Aim >> Read the material below. Count the lines containing "樟树岗辣椒" and give that count alone.

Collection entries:
+ + + +
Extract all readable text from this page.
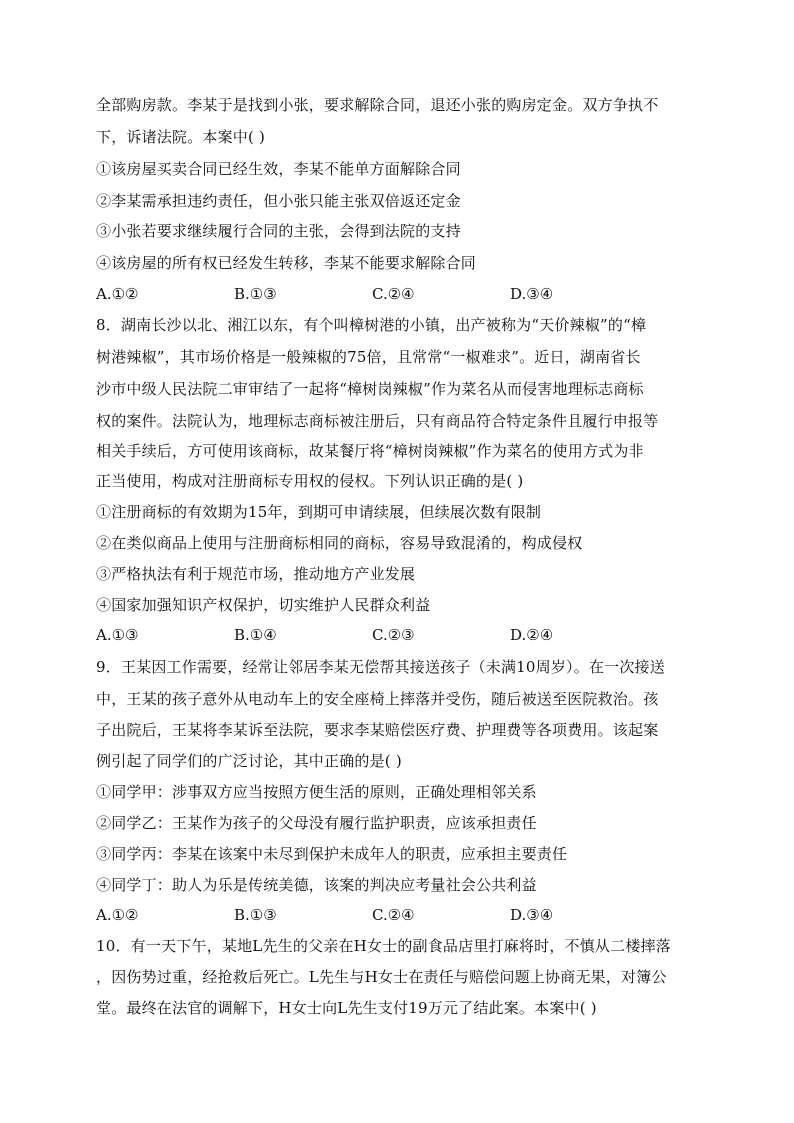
全部购房款。李某于是找到小张，要求解除合同，退还小张的购房定金。双方争执不
下，诉诸法院。本案中( )
①该房屋买卖合同已经生效，李某不能单方面解除合同
②李某需承担违约责任，但小张只能主张双倍返还定金
③小张若要求继续履行合同的主张，会得到法院的支持
④该房屋的所有权已经发生转移，李某不能要求解除合同
A.①②	B.①③	C.②④	D.③④
8．湖南长沙以北、湘江以东，有个叫樟树港的小镇，出产被称为“天价辣椒”的“樟
树港辣椒”，其市场价格是一般辣椒的75倍，且常常“一椒难求”。近日，湖南省长
沙市中级人民法院二审审结了一起将“樟树岗辣椒”作为菜名从而侵害地理标志商标
权的案件。法院认为，地理标志商标被注册后，只有商品符合特定条件且履行申报等
相关手续后，方可使用该商标，故某餐厅将“樟树岗辣椒”作为菜名的使用方式为非
正当使用，构成对注册商标专用权的侵权。下列认识正确的是( )
①注册商标的有效期为15年，到期可申请续展，但续展次数有限制
②在类似商品上使用与注册商标相同的商标，容易导致混淆的，构成侵权
③严格执法有利于规范市场，推动地方产业发展
④国家加强知识产权保护，切实维护人民群众利益
A.①③	B.①④	C.②③	D.②④
9．王某因工作需要，经常让邻居李某无偿帮其接送孩子（未满10周岁）。在一次接送
中，王某的孩子意外从电动车上的安全座椅上摔落并受伤，随后被送至医院救治。孩
子出院后，王某将李某诉至法院，要求李某赔偿医疗费、护理费等各项费用。该起案
例引起了同学们的广泛讨论，其中正确的是( )
①同学甲：涉事双方应当按照方便生活的原则，正确处理相邻关系
②同学乙：王某作为孩子的父母没有履行监护职责，应该承担责任
③同学丙：李某在该案中未尽到保护未成年人的职责，应承担主要责任
④同学丁：助人为乐是传统美德，该案的判决应考量社会公共利益
A.①②	B.①③	C.②④	D.③④
10．有一天下午，某地L先生的父亲在H女士的副食品店里打麻将时，不慎从二楼摔落
，因伤势过重，经抢救后死亡。L先生与H女士在责任与赔偿问题上协商无果，对簿公
堂。最终在法官的调解下，H女士向L先生支付19万元了结此案。本案中( )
+ + + +
Result below >> 2